• PROBLEM TO SOLVE
Drop the images; return everything else in the listing below exactly.

________________________________________

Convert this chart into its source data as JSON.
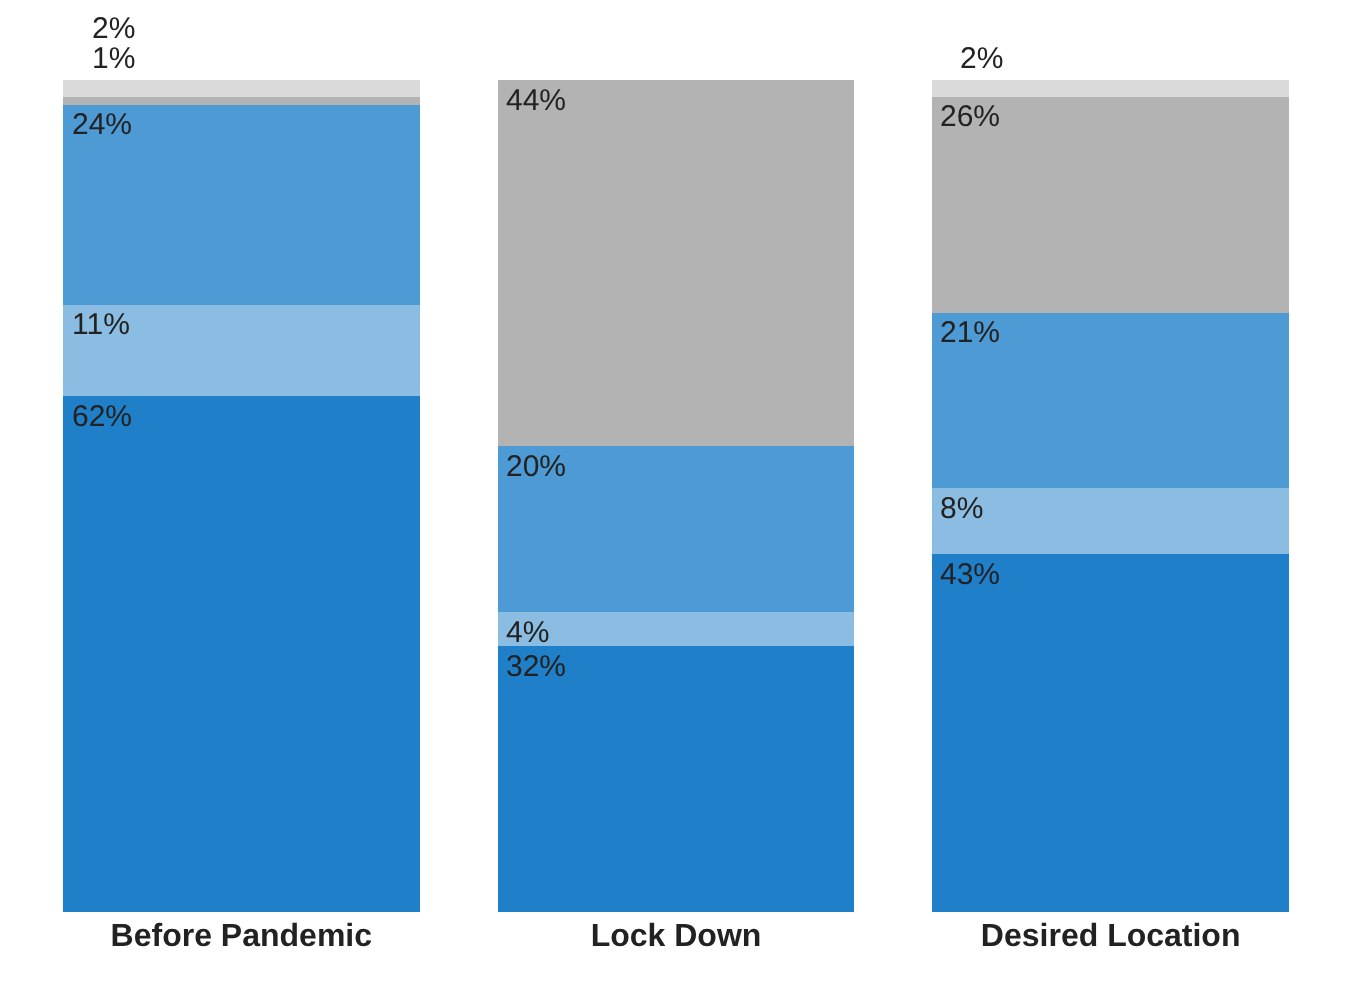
{
  "chart_data": {
    "type": "bar",
    "stacked": true,
    "categories": [
      "Before Pandemic",
      "Lock Down",
      "Desired Location"
    ],
    "series": [
      {
        "color": "#1f7fc8",
        "values": [
          62,
          32,
          43
        ],
        "value_labels": [
          "62%",
          "32%",
          "43%"
        ]
      },
      {
        "color": "#8bbde3",
        "values": [
          11,
          4,
          8
        ],
        "value_labels": [
          "11%",
          "4%",
          "8%"
        ]
      },
      {
        "color": "#4d9ad4",
        "values": [
          24,
          20,
          21
        ],
        "value_labels": [
          "24%",
          "20%",
          "21%"
        ]
      },
      {
        "color": "#b3b3b3",
        "values": [
          1,
          44,
          26
        ],
        "value_labels": [
          "1%",
          "44%",
          "26%"
        ]
      },
      {
        "color": "#dadada",
        "values": [
          2,
          0,
          2
        ],
        "value_labels": [
          "2%",
          null,
          "2%"
        ]
      }
    ]
  }
}
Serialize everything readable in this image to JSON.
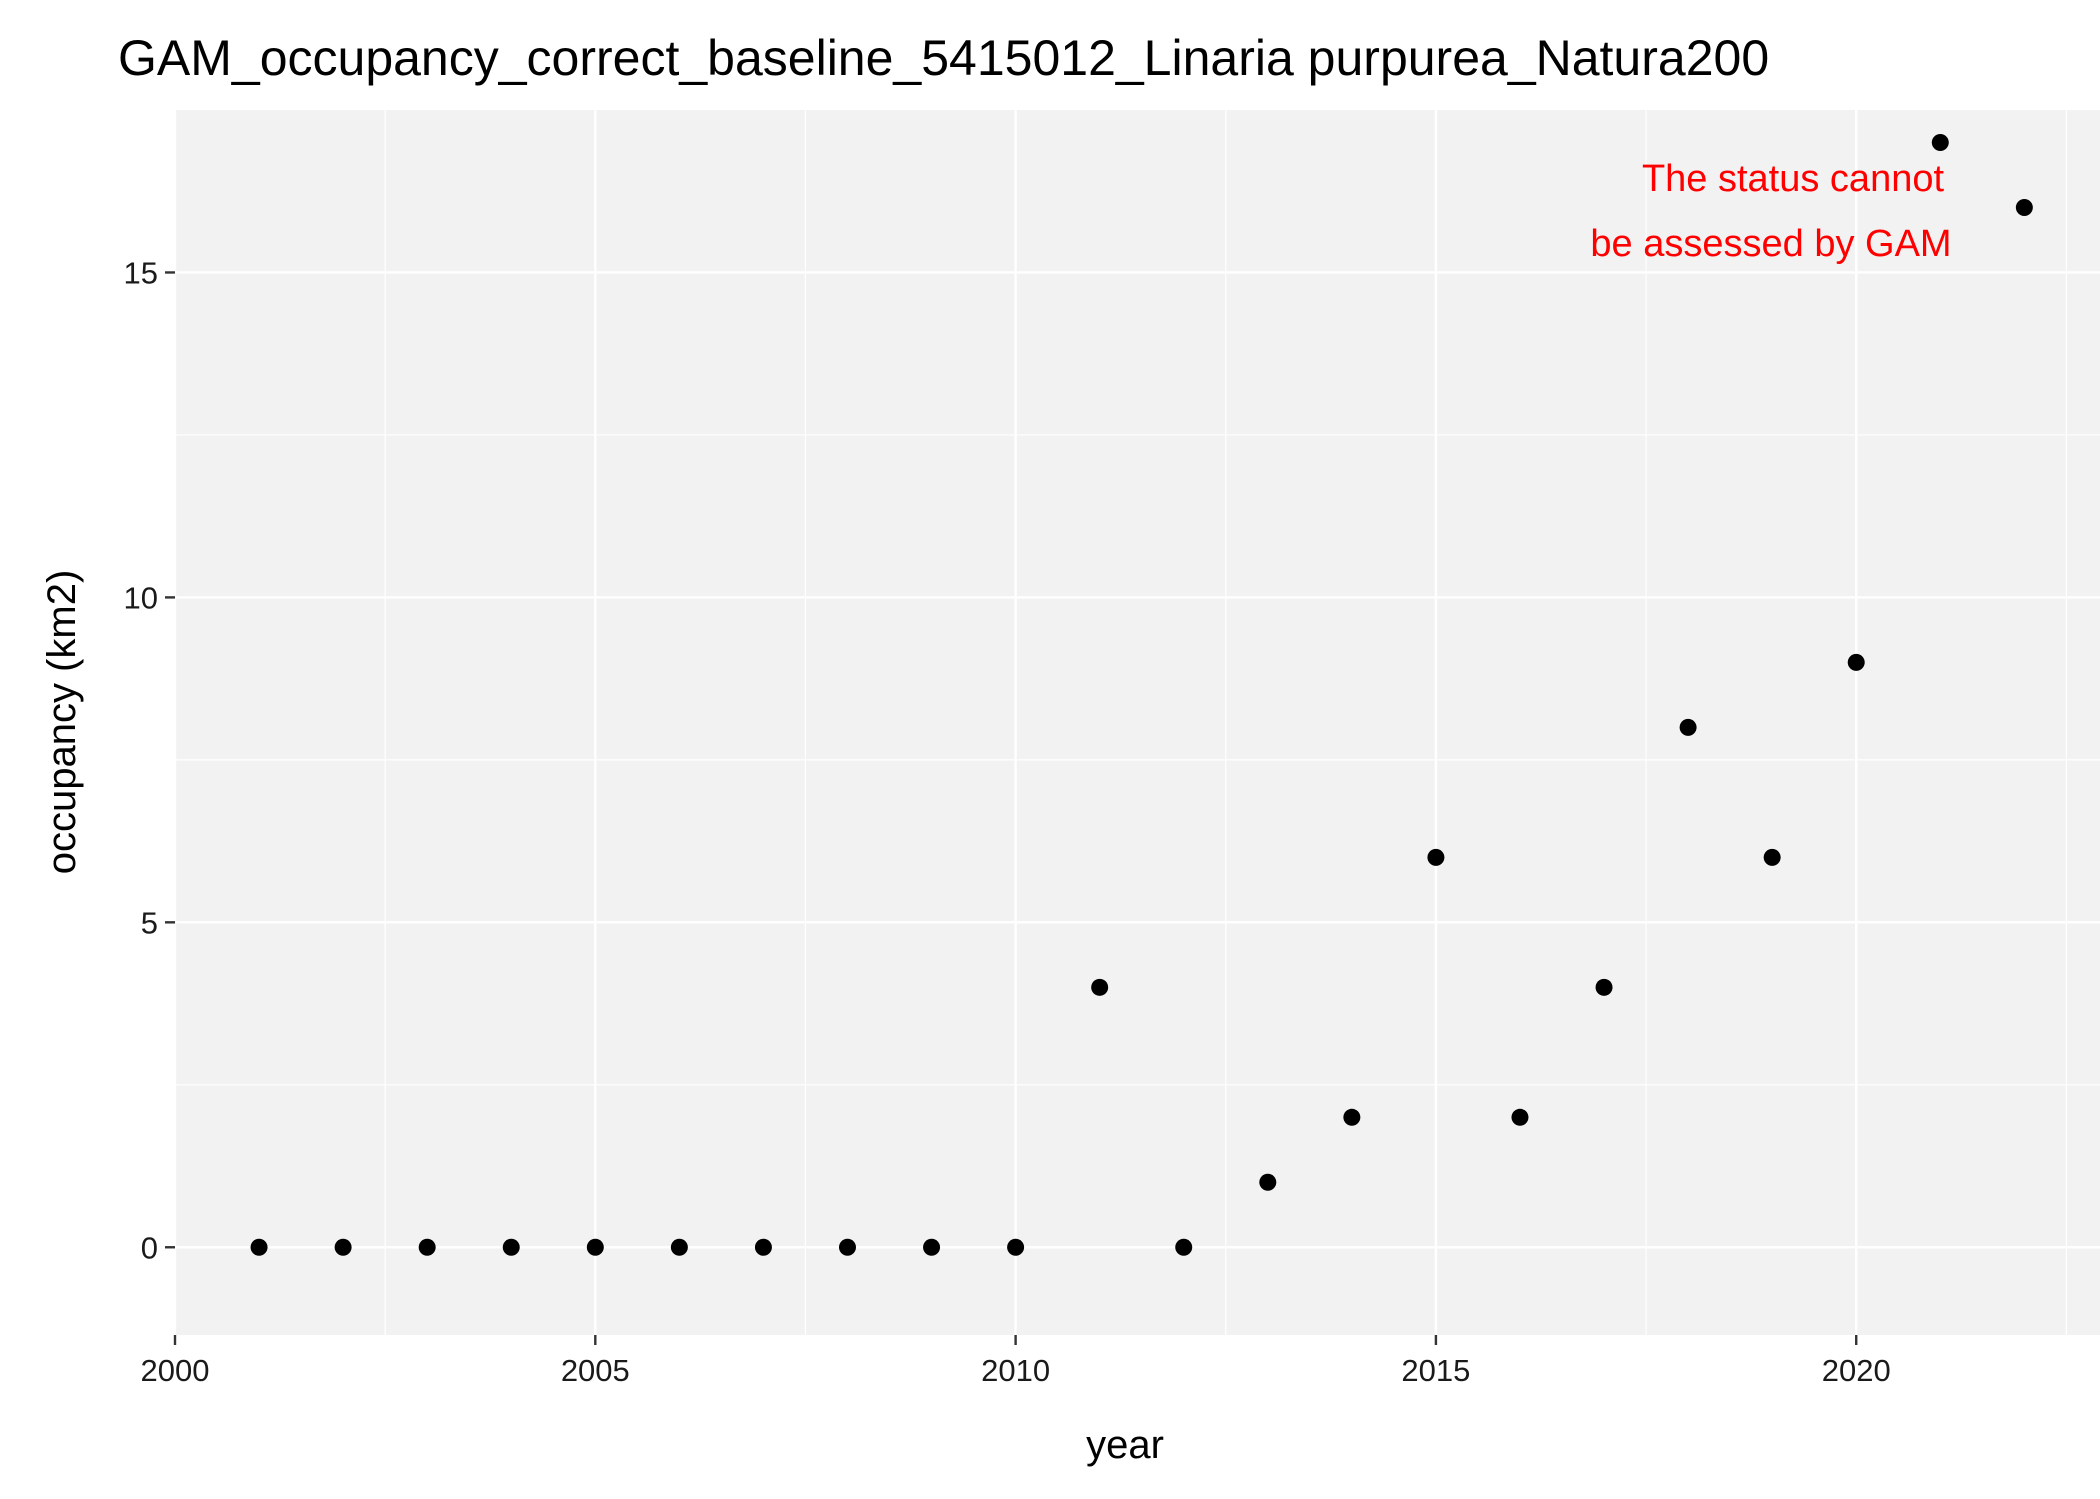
{
  "chart_data": {
    "type": "scatter",
    "title": "GAM_occupancy_correct_baseline_5415012_Linaria purpurea_Natura200",
    "xlabel": "year",
    "ylabel": "occupancy (km2)",
    "xlim": [
      2000,
      2022.9
    ],
    "ylim": [
      -1.35,
      17.5
    ],
    "x_ticks": [
      2000,
      2005,
      2010,
      2015,
      2020
    ],
    "x_tick_labels": [
      "2000",
      "2005",
      "2010",
      "2015",
      "2020"
    ],
    "y_ticks": [
      0,
      5,
      10,
      15
    ],
    "y_tick_labels": [
      "0",
      "5",
      "10",
      "15"
    ],
    "grid": true,
    "legend": "none",
    "annotation": {
      "lines": [
        "The status cannot",
        "be assessed by GAM"
      ],
      "color": "#ff0000",
      "placement": "top-right"
    },
    "point_color": "#000000",
    "panel_color": "#f2f2f2",
    "x": [
      2001,
      2002,
      2003,
      2004,
      2005,
      2006,
      2007,
      2008,
      2009,
      2010,
      2011,
      2012,
      2013,
      2014,
      2015,
      2016,
      2017,
      2018,
      2019,
      2020,
      2021,
      2022
    ],
    "y": [
      0,
      0,
      0,
      0,
      0,
      0,
      0,
      0,
      0,
      0,
      4,
      0,
      1,
      2,
      6,
      2,
      4,
      8,
      6,
      9,
      17,
      16
    ]
  }
}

________________________________________

• TASK OUTPUT
Convert this chart into its source data as JSON.
{
  "chart_data": {
    "type": "bar",
    "stacked": true,
    "categories": [
      "Before Pandemic",
      "Lock Down",
      "Desired Location"
    ],
    "series": [
      {
        "color": "#1f7fc8",
        "values": [
          62,
          32,
          43
        ],
        "value_labels": [
          "62%",
          "32%",
          "43%"
        ]
      },
      {
        "color": "#8bbde3",
        "values": [
          11,
          4,
          8
        ],
        "value_labels": [
          "11%",
          "4%",
          "8%"
        ]
      },
      {
        "color": "#4d9ad4",
        "values": [
          24,
          20,
          21
        ],
        "value_labels": [
          "24%",
          "20%",
          "21%"
        ]
      },
      {
        "color": "#b3b3b3",
        "values": [
          1,
          44,
          26
        ],
        "value_labels": [
          "1%",
          "44%",
          "26%"
        ]
      },
      {
        "color": "#dadada",
        "values": [
          2,
          0,
          2
        ],
        "value_labels": [
          "2%",
          null,
          "2%"
        ]
      }
    ]
  }
}
Serialize everything readable in this image to JSON.
{
  "chart_data": {
    "type": "scatter",
    "title": "GAM_occupancy_correct_baseline_5415012_Linaria purpurea_Natura200",
    "xlabel": "year",
    "ylabel": "occupancy (km2)",
    "xlim": [
      2000,
      2022.9
    ],
    "ylim": [
      -1.35,
      17.5
    ],
    "x_ticks": [
      2000,
      2005,
      2010,
      2015,
      2020
    ],
    "x_tick_labels": [
      "2000",
      "2005",
      "2010",
      "2015",
      "2020"
    ],
    "y_ticks": [
      0,
      5,
      10,
      15
    ],
    "y_tick_labels": [
      "0",
      "5",
      "10",
      "15"
    ],
    "grid": true,
    "legend": "none",
    "annotation": {
      "lines": [
        "The status cannot",
        "be assessed by GAM"
      ],
      "color": "#ff0000",
      "placement": "top-right"
    },
    "point_color": "#000000",
    "panel_color": "#f2f2f2",
    "x": [
      2001,
      2002,
      2003,
      2004,
      2005,
      2006,
      2007,
      2008,
      2009,
      2010,
      2011,
      2012,
      2013,
      2014,
      2015,
      2016,
      2017,
      2018,
      2019,
      2020,
      2021,
      2022
    ],
    "y": [
      0,
      0,
      0,
      0,
      0,
      0,
      0,
      0,
      0,
      0,
      4,
      0,
      1,
      2,
      6,
      2,
      4,
      8,
      6,
      9,
      17,
      16
    ]
  }
}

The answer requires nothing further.